AIM => Copy out exactly the lines from the one containing "Serialize everything readable" to the end of the records below, both included, and nothing else.

Stored data
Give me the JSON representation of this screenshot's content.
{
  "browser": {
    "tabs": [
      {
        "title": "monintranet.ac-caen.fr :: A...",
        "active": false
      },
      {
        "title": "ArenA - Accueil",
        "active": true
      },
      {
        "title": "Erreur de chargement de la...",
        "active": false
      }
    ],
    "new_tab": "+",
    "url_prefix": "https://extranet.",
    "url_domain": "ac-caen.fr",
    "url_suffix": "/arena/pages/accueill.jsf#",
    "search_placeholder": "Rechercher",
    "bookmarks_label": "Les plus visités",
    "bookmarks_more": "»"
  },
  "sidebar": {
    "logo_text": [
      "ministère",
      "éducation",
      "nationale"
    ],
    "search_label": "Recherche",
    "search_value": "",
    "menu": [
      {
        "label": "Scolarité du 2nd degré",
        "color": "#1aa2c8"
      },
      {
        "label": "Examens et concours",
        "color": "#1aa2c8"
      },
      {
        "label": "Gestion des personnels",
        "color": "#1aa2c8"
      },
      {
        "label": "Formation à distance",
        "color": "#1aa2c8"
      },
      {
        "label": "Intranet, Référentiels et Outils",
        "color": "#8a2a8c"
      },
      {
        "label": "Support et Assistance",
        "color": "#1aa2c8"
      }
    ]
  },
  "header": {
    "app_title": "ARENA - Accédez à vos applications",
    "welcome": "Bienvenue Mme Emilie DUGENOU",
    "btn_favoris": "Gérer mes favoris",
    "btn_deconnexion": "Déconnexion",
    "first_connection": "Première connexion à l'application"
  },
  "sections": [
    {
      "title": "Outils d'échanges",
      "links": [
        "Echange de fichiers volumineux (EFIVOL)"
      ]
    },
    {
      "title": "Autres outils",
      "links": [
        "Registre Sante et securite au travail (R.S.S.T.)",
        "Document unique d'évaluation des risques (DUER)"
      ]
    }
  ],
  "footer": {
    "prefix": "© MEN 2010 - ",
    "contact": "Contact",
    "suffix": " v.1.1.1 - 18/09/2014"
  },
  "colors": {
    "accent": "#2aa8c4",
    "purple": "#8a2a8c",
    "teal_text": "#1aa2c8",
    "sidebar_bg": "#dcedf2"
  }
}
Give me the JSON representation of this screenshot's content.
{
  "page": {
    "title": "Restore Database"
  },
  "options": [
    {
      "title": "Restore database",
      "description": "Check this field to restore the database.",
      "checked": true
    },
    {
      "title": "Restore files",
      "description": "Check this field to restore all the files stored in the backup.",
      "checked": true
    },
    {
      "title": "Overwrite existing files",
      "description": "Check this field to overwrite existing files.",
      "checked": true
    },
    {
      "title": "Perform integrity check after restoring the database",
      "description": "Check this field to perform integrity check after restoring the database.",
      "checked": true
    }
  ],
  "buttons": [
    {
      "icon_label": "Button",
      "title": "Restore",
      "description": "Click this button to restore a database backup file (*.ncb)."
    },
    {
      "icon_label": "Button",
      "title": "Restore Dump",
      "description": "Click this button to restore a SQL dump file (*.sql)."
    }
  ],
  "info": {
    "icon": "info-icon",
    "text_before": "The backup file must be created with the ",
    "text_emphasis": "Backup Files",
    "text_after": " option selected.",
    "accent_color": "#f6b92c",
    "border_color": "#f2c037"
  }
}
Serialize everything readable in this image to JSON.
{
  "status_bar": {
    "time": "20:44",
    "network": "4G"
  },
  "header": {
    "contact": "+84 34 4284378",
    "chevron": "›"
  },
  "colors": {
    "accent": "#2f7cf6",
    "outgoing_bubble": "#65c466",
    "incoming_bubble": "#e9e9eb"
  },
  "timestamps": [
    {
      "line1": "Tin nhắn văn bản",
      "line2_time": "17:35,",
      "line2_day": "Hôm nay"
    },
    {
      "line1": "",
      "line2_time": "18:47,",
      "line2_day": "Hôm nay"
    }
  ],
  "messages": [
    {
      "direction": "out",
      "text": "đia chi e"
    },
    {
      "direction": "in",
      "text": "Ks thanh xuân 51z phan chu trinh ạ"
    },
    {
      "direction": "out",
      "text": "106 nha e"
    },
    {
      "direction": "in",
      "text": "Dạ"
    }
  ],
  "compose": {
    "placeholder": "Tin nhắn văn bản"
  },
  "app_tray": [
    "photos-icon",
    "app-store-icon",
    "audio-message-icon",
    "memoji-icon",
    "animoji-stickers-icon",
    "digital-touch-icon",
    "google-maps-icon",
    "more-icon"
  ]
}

OUTPUT =>
Serialize everything readable in this image to JSON.
{
  "status_bar": {
    "time": "20:44",
    "network": "4G"
  },
  "header": {
    "contact": "+84 34 4284378",
    "chevron": "›"
  },
  "colors": {
    "accent": "#2f7cf6",
    "outgoing_bubble": "#65c466",
    "incoming_bubble": "#e9e9eb"
  },
  "timestamps": [
    {
      "line1": "Tin nhắn văn bản",
      "line2_time": "17:35,",
      "line2_day": "Hôm nay"
    },
    {
      "line1": "",
      "line2_time": "18:47,",
      "line2_day": "Hôm nay"
    }
  ],
  "messages": [
    {
      "direction": "out",
      "text": "đia chi e"
    },
    {
      "direction": "in",
      "text": "Ks thanh xuân 51z phan chu trinh ạ"
    },
    {
      "direction": "out",
      "text": "106 nha e"
    },
    {
      "direction": "in",
      "text": "Dạ"
    }
  ],
  "compose": {
    "placeholder": "Tin nhắn văn bản"
  },
  "app_tray": [
    "photos-icon",
    "app-store-icon",
    "audio-message-icon",
    "memoji-icon",
    "animoji-stickers-icon",
    "digital-touch-icon",
    "google-maps-icon",
    "more-icon"
  ]
}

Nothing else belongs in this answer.